— Start —
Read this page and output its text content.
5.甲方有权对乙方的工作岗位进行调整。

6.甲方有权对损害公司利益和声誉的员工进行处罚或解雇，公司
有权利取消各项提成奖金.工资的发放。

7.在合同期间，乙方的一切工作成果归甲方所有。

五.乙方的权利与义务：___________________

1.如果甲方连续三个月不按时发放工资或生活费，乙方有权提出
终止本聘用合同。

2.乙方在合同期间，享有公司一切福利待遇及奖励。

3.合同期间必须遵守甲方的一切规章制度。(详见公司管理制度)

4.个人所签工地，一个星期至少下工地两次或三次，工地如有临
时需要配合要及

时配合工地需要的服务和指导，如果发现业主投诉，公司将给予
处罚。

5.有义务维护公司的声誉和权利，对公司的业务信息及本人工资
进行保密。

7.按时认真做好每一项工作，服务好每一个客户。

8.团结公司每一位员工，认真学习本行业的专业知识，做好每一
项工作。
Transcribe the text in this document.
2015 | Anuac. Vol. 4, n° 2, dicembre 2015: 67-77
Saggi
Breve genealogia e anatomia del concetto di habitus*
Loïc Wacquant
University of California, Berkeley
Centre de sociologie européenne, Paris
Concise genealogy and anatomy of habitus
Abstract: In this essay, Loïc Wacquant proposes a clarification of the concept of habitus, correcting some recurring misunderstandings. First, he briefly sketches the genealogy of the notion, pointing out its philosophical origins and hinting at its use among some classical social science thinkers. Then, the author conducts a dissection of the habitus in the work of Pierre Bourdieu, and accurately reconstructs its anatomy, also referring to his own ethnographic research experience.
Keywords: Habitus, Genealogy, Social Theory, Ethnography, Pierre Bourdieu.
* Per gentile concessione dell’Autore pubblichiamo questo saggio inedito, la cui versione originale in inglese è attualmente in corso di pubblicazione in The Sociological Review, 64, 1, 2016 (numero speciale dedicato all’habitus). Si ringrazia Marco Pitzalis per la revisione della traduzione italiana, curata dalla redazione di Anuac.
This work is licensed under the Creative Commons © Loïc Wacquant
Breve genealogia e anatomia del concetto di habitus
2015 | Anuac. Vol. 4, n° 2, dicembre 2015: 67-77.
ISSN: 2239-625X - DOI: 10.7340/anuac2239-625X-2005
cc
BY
— End —
YOUR TASK:
Above are some records. Count the lines among them with the word "work", and answer with the number only.

FINISHED TASK:
2